Later in the meeting, the issue was revisited:
"Vice Chairman Newman then asked Chief Deputy County Attorney Irwin to provide a written legal opinion on two issues: "1) Can the Board set up a procedure whereby the collective Board can vote upon whether or not to hold a work session? Does this new procedure for requesting work sessions unconstitutionally infringe on any elected board member's first amendment right to be heard and be a voice for the constituents that he represents? Does the adopted work session procedure unlawfully restrict the ability of an elected official board member to influence the actions performed by the governing body as a whole?
* * * * *
"Chief Deputy Attorney Irwin mentioned that his legal opinion would not change and that he would be happy to provide it if requested by the collective Board. He noted that any elected official can request the Attorney General (AG) to review this legal opinion. However, the AG is not legally mandated to respond to a request from the County or any of its officials.
"Supervisor Searle made a motion to direct the County Attorney to provide the Board members with a written legal opinion regarding the procedure to request work sessions and whether or not it affect the right of a supervisor to be heard . . . . The motion was unanimous."
I have obtained Irwin's letter showing the advice he gave to the Supervisors. Irwin's letter would get an F on any bar exam in the country. Two of the reasons are obvious to anyone, but the third requires a little look at the law.
-- -- 1, Irwin argues that because the Board of Supervisors can pass rules in general, it can pass this rule in particular. Well -- if a grocer threw food into your shopping cart saying "you can eat food in general, so you can eat this particular food,"you would conclude that the grocer was an idiot.
-- -- 2, Irwin wants to ignore a lawsuit that Newman cited, because its underlying facts are not identical to what the Board of Supervisors did. Irwin's argument is perfectly fair -- but then he turns around and relies on two other cases which also have facts different from ours. If a grocer knocked a can of ravioli out of your hands yelling "starch is bad for you!" then shoved a can of rice at you shouting "eat these, they have a lot of starch!" you would conclude that the grocer was an idiot.
-- -- 3. The Advice Irwin Gave, Which the Public Was Not Supposed To See.
Irwin cites two cases as supporting the Board's authority to make this particular rule: Davids v. Akers, 549 F2d 120 (CA9, 1977), and Parker v. Merlino, 646 F2d 848 (CA3, 1981).

_ITEMS_:
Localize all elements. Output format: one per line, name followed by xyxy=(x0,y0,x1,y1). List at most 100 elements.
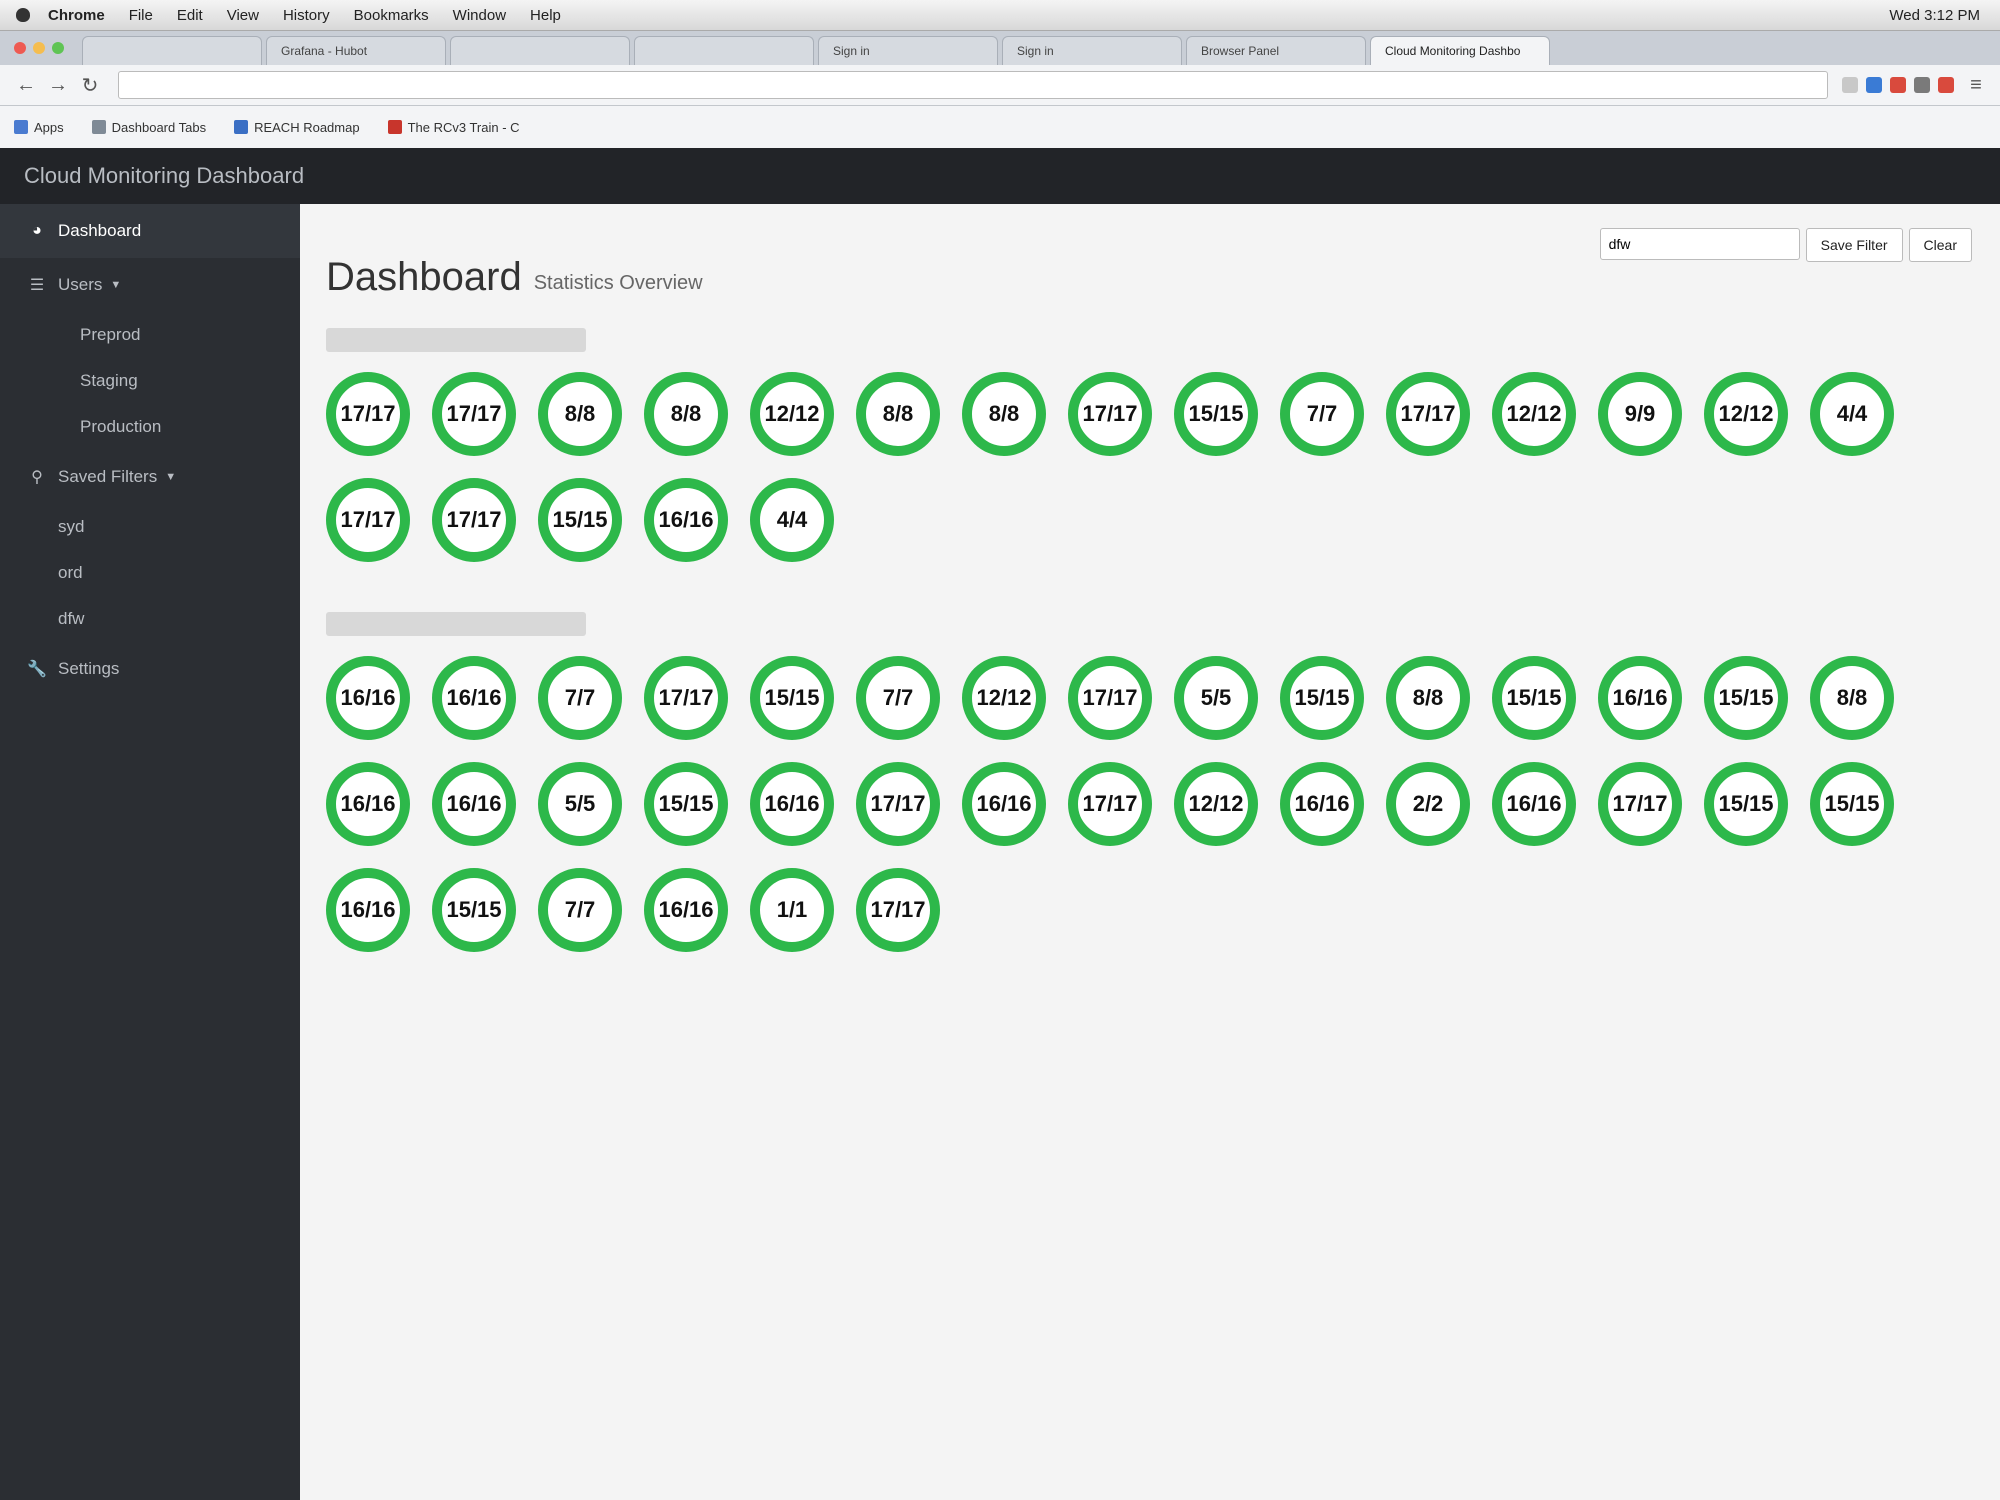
status-circle[interactable]: 17/17 xyxy=(1068,762,1152,846)
status-circle[interactable]: 16/16 xyxy=(326,656,410,740)
status-circle[interactable]: 16/16 xyxy=(750,762,834,846)
status-circle[interactable]: 17/17 xyxy=(1598,762,1682,846)
menu-history[interactable]: History xyxy=(283,7,330,24)
tab-sign-in[interactable]: Sign in xyxy=(818,36,998,65)
address-bar[interactable] xyxy=(118,71,1828,99)
reload-icon[interactable]: ↻ xyxy=(76,71,104,99)
status-circle[interactable]: 16/16 xyxy=(326,868,410,952)
status-circle[interactable]: 16/16 xyxy=(1280,762,1364,846)
sidebar-item-filter-ord[interactable]: ord xyxy=(0,550,300,596)
status-circle[interactable]: 5/5 xyxy=(538,762,622,846)
status-circle[interactable]: 4/4 xyxy=(1810,372,1894,456)
status-circle[interactable]: 15/15 xyxy=(750,656,834,740)
menu-help[interactable]: Help xyxy=(530,7,561,24)
status-circle[interactable]: 8/8 xyxy=(962,372,1046,456)
tab-blank[interactable] xyxy=(82,36,262,65)
status-circle[interactable]: 7/7 xyxy=(856,656,940,740)
extension-icon[interactable] xyxy=(1938,77,1954,93)
status-circle[interactable]: 12/12 xyxy=(962,656,1046,740)
back-icon[interactable]: ← xyxy=(12,71,40,99)
menubar-clock[interactable]: Wed 3:12 PM xyxy=(1889,7,1980,24)
status-circle[interactable]: 16/16 xyxy=(1598,656,1682,740)
status-circle[interactable]: 15/15 xyxy=(644,762,728,846)
zoom-window-icon[interactable] xyxy=(52,42,64,54)
status-circle[interactable]: 12/12 xyxy=(1704,372,1788,456)
tab-blank[interactable] xyxy=(450,36,630,65)
status-circle[interactable]: 12/12 xyxy=(1492,372,1576,456)
forward-icon[interactable]: → xyxy=(44,71,72,99)
status-circle[interactable]: 15/15 xyxy=(1704,656,1788,740)
status-circle[interactable]: 16/16 xyxy=(962,762,1046,846)
menu-edit[interactable]: Edit xyxy=(177,7,203,24)
clear-filter-button[interactable]: Clear xyxy=(1908,228,1972,262)
status-circle[interactable]: 7/7 xyxy=(538,868,622,952)
sidebar-item-dashboard[interactable]: ◕ Dashboard xyxy=(0,204,300,258)
extension-icon[interactable] xyxy=(1914,77,1930,93)
status-circle[interactable]: 17/17 xyxy=(326,478,410,562)
status-circle[interactable]: 16/16 xyxy=(326,762,410,846)
status-circle[interactable]: 15/15 xyxy=(432,868,516,952)
status-circle[interactable]: 15/15 xyxy=(1280,656,1364,740)
status-circle[interactable]: 17/17 xyxy=(644,656,728,740)
status-circle[interactable]: 16/16 xyxy=(644,868,728,952)
extension-icon[interactable] xyxy=(1866,77,1882,93)
apple-icon[interactable] xyxy=(16,8,30,22)
menu-chrome[interactable]: Chrome xyxy=(48,7,105,24)
sidebar-item-filter-syd[interactable]: syd xyxy=(0,504,300,550)
sidebar-item-saved-filters[interactable]: ⚲ Saved Filters ▼ xyxy=(0,450,300,504)
bookmark-reach-roadmap[interactable]: REACH Roadmap xyxy=(234,120,360,135)
menu-window[interactable]: Window xyxy=(453,7,506,24)
status-circle[interactable]: 16/16 xyxy=(432,656,516,740)
bookmark-apps[interactable]: Apps xyxy=(14,120,64,135)
sidebar-item-filter-dfw[interactable]: dfw xyxy=(0,596,300,642)
status-circle[interactable]: 8/8 xyxy=(856,372,940,456)
status-circle[interactable]: 1/1 xyxy=(750,868,834,952)
tab-cloud-monitoring[interactable]: Cloud Monitoring Dashbo xyxy=(1370,36,1550,65)
close-window-icon[interactable] xyxy=(14,42,26,54)
status-circle[interactable]: 8/8 xyxy=(1810,656,1894,740)
status-circle[interactable]: 17/17 xyxy=(432,478,516,562)
status-circle[interactable]: 17/17 xyxy=(1068,372,1152,456)
status-circle[interactable]: 9/9 xyxy=(1598,372,1682,456)
extension-icon[interactable] xyxy=(1890,77,1906,93)
sidebar-item-production[interactable]: Production xyxy=(0,404,300,450)
chrome-menu-icon[interactable]: ≡ xyxy=(1962,71,1990,99)
filter-input[interactable] xyxy=(1599,228,1800,260)
status-circle[interactable]: 5/5 xyxy=(1174,656,1258,740)
status-circle[interactable]: 15/15 xyxy=(1174,372,1258,456)
save-filter-button[interactable]: Save Filter xyxy=(1805,228,1903,262)
bookmark-rcv3-train[interactable]: The RCv3 Train - C xyxy=(387,120,520,135)
status-circle[interactable]: 17/17 xyxy=(856,762,940,846)
status-circle[interactable]: 15/15 xyxy=(538,478,622,562)
status-circle[interactable]: 16/16 xyxy=(432,762,516,846)
menu-file[interactable]: File xyxy=(129,7,153,24)
menu-view[interactable]: View xyxy=(227,7,259,24)
status-circle[interactable]: 15/15 xyxy=(1704,762,1788,846)
sidebar-item-staging[interactable]: Staging xyxy=(0,358,300,404)
minimize-window-icon[interactable] xyxy=(33,42,45,54)
status-circle[interactable]: 16/16 xyxy=(1492,762,1576,846)
status-circle[interactable]: 8/8 xyxy=(644,372,728,456)
status-circle[interactable]: 7/7 xyxy=(1280,372,1364,456)
status-circle[interactable]: 17/17 xyxy=(1386,372,1470,456)
status-circle[interactable]: 15/15 xyxy=(1492,656,1576,740)
tab-blank[interactable] xyxy=(634,36,814,65)
sidebar-item-preprod[interactable]: Preprod xyxy=(0,312,300,358)
app-brand[interactable]: Cloud Monitoring Dashboard xyxy=(24,163,304,189)
bookmark-dashboard-tabs[interactable]: Dashboard Tabs xyxy=(91,120,206,135)
status-circle[interactable]: 2/2 xyxy=(1386,762,1470,846)
status-circle[interactable]: 8/8 xyxy=(1386,656,1470,740)
status-circle[interactable]: 12/12 xyxy=(1174,762,1258,846)
sidebar-item-users[interactable]: ☰ Users ▼ xyxy=(0,258,300,312)
tab-grafana[interactable]: Grafana - Hubot xyxy=(266,36,446,65)
status-circle[interactable]: 12/12 xyxy=(750,372,834,456)
status-circle[interactable]: 17/17 xyxy=(432,372,516,456)
tab-browser-panel[interactable]: Browser Panel xyxy=(1186,36,1366,65)
bookmark-star-icon[interactable] xyxy=(1842,77,1858,93)
status-circle[interactable]: 17/17 xyxy=(1068,656,1152,740)
status-circle[interactable]: 8/8 xyxy=(538,372,622,456)
status-circle[interactable]: 4/4 xyxy=(750,478,834,562)
sidebar-item-settings[interactable]: 🔧 Settings xyxy=(0,642,300,696)
status-circle[interactable]: 15/15 xyxy=(1810,762,1894,846)
menu-bookmarks[interactable]: Bookmarks xyxy=(354,7,429,24)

_REQUIRED WORK_:
**A.** In the commentary on the county attorney's legal opinion, reproduce the passage starting at "-- -- 1, Irwin" and ending at "Supposed To See.", swapping "grocer" for "shopkeeper".
**B.** Carry on the commentary on the county attorney's legal opinion from the point where it stops.

_ANSWERS BY TASK_:
**A.**
-- -- 1, Irwin argues that because the Board of Supervisors can pass rules in general, it can pass this rule in particular. Well -- if a shopkeeper threw food into your shopping cart saying "you can eat food in general, so you can eat this particular food,"you would conclude that the shopkeeper was an idiot.
-- -- 2, Irwin wants to ignore a lawsuit that Newman cited, because its underlying facts are not identical to what the Board of Supervisors did. Irwin's argument is perfectly fair -- but then he turns around and relies on two other cases which also have facts different from ours. If a shopkeeper knocked a can of ravioli out of your hands yelling "starch is bad for you!" then shoved a can of rice at you shouting "eat these, they have a lot of starch!" you would conclude that the shopkeeper was an idiot.
-- -- 3. The Advice Irwin Gave, Which the Public Was Not Supposed To See.

**B.**
In Davids, Democrats, a minority in the Arizona legislature, were allowed to join legislative committees, but complained that they did not get enough membership. The judge ruled that "It stretches the language of the First Amendment beyond recognition to make it mean that an elected member of the [Arizona] legislature, who so far as appears, has the usual right of a member to speak to and vote upon matters that come before the House, including the right to appear and testify before its standing committees, has had his right to assemble and petition the government infringed because the Speaker of the House has not appointed him . . . to a committee or to certain committees." A case in which legislators could vote on the merits of issues hardly supports a rule that allows a majority to prevent not just a vote but even any discussion of the merits.
In Parker, a lawsuit arose about a New Jersey legislative rule that set maximum time limits for debate on the merits. However, the year after the case went to court, the legislature changed the rule to ensure that each party could debate the merits of any motion. A case which led to a political compromise, that guaranteed both sides the right to debate the merits of an issue, hardly supports the rule that Irwin is defending.
Daly, the case that Newman cited but Irwin brushed aside, says a good deal about the principles involved, in particular, "one person, one vote." Daly was about the gerrymandering of representation districts, and noted that "one person, one vote" "ensures that every voter, no matter what district he or she lives in, will have an equal say in electing a representative" and "also ensures that every person receives equal representation by his or her elected officials." In our case, the new rule allows Call and Searle to dilute the votes of people in District 2, by simply not allowing Newman to raise the concerns of his constituents.
The Supreme Court acknowledged that the Fourteenth Amendment to the US Constitution requires "one person, one vote," in Baker v. Carr, 369 US 186, (1962). The principle has been followed ever since, whenever the issue comes up. Daly quoted Reynolds v. Sims, 377 US 533 (1964), which recognized that "the fundamental principle of representative government in this country is one of equal representation for equal numbers of people, without regard to . . . place of residence within a State." In Cochise County, Call and Searle set up a rule that denies equal representation to voters.
Daly distinguishes "representational equality" from "electoral equality." Under "representational equality," "elected officials are able to obtain benefits for their districts in proportion to their" population. Under "electoral equality," "political power . . . is equalized as between districts holding the same number of" voters, and that "those eligible to vote do not suffer dilution of that important right by having their vote given less weight than that of electors in another location." Call and Searle voted for a rule that dilutes Newman's votes to a value of zero, because Newman does not have the power even to introduce any measures that might benefit District 2; and the rule denies electoral equality because the votes in District 2 count for nothing.
Daly also notes that "each representative individually should have the same ability to influence the actions performed by the governing body as a whole. . . . [I]f representatives can secure governmental benefits and services for their constituents in proportion to their [number], then districts of equal population would ensure that all persons receive roughly equal benefits and services from the government," citing Garza v. County of Los Angeles, 918 F2d 763, 781 (CA9, 1990), cert. den., 498 US 1028 (1991). Call and Searle voted for a rule that violates that principle. Whatever the populations of Cochise County Districts 1, 2 and 3 are, the representatives of Districts 1 and 3 can prevent the citizens of District 2 from receiving benefits and services.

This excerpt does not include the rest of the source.